» Requirements: Using the listing below, copy every line that mentions "with".

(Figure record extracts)

-- -- --

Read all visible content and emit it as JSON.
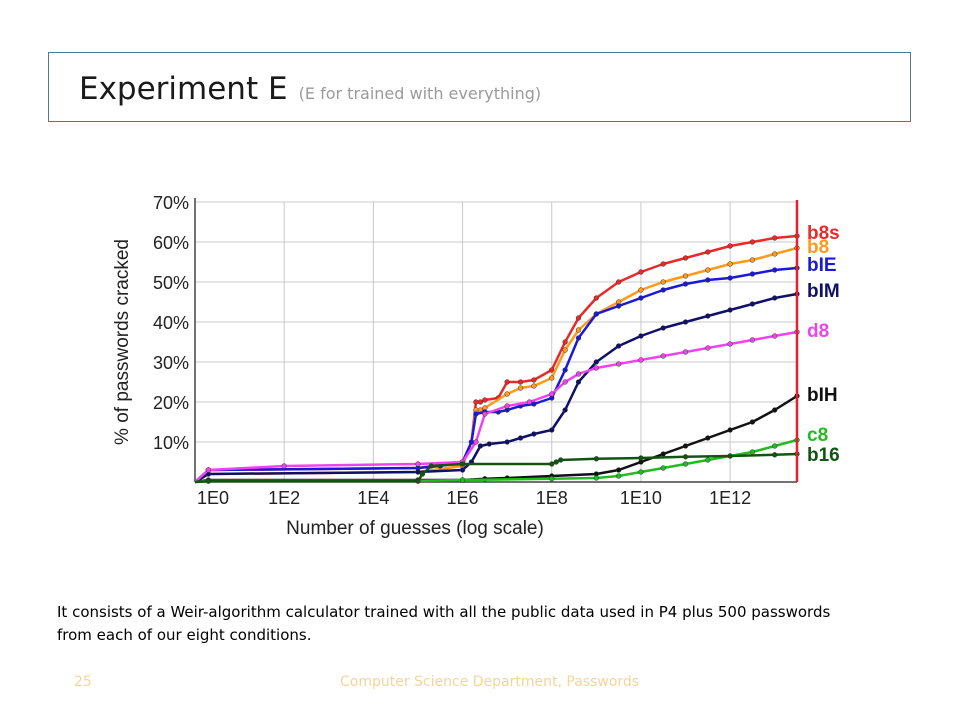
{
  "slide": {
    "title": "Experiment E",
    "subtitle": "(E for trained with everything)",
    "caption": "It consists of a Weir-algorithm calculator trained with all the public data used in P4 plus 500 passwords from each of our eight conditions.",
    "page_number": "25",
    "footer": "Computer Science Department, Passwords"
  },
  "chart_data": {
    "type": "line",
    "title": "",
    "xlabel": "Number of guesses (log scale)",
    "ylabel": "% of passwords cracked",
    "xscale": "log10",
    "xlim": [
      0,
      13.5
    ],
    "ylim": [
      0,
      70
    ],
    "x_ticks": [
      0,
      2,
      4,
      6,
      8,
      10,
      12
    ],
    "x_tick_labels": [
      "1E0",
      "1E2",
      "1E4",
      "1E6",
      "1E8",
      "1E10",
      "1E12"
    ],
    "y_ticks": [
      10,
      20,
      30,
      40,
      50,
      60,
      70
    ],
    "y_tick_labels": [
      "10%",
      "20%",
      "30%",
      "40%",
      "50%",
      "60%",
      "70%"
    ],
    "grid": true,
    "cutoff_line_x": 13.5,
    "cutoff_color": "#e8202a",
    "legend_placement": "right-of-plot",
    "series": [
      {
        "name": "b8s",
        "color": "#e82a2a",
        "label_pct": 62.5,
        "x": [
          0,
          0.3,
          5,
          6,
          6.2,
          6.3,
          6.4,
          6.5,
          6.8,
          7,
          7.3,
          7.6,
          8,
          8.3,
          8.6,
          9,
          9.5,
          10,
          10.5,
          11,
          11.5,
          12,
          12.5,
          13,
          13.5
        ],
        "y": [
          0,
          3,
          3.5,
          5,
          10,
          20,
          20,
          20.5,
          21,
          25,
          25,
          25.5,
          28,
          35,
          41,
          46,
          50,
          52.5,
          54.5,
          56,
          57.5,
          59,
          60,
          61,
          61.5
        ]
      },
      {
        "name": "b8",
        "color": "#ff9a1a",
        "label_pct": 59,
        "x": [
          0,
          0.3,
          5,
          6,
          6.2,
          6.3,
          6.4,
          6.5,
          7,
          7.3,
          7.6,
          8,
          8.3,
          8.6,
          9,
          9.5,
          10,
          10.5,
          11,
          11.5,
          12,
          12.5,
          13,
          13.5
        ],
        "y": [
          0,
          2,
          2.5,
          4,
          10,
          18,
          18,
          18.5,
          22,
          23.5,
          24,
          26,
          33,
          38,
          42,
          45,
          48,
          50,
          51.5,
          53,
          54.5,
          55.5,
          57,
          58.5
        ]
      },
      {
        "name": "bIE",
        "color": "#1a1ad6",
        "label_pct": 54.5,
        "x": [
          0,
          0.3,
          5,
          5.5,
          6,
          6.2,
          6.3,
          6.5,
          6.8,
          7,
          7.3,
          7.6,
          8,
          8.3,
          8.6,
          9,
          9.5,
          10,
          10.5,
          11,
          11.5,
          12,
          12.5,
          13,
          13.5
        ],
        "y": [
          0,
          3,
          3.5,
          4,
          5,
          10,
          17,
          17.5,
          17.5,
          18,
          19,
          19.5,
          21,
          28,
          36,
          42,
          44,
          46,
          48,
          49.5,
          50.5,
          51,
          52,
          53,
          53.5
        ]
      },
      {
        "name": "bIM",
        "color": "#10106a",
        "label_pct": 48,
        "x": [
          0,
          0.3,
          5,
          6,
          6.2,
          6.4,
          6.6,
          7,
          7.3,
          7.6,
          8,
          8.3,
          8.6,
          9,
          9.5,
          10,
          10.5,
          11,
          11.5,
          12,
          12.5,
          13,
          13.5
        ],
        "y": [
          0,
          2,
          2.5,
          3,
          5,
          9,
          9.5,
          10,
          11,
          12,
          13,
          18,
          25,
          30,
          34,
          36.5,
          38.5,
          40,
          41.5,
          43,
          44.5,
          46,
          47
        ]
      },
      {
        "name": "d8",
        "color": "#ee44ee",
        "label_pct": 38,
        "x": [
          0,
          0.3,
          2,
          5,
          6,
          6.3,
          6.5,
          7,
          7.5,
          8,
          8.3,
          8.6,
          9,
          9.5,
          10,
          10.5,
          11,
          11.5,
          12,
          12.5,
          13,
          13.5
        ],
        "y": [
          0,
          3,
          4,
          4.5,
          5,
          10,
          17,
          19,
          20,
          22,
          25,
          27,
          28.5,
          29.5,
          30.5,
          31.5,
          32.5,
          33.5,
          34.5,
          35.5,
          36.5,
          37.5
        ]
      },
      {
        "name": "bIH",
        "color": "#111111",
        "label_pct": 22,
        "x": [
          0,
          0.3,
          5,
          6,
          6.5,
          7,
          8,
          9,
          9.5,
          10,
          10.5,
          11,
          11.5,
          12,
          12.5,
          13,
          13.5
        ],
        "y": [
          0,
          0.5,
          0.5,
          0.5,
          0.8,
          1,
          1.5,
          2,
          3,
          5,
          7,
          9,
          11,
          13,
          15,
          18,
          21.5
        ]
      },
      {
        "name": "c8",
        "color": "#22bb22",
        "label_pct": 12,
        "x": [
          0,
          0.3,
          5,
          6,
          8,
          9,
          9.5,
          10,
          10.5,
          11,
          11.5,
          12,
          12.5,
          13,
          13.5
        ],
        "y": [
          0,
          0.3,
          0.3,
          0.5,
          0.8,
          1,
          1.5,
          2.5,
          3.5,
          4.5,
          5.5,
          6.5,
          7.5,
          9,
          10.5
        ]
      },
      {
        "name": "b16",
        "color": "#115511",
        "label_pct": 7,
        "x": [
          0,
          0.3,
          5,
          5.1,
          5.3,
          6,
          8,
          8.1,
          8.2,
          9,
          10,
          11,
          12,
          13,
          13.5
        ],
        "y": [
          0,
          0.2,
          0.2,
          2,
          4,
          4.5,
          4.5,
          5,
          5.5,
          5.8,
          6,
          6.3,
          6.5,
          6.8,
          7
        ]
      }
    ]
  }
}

-- -- --

» Output of the exercise:
    "subtitle": "(E for trained with everything)",
    "caption": "It consists of a Weir-algorithm calculator trained with all the public data used in P4 plus 500 passwords from each of our eight conditions.",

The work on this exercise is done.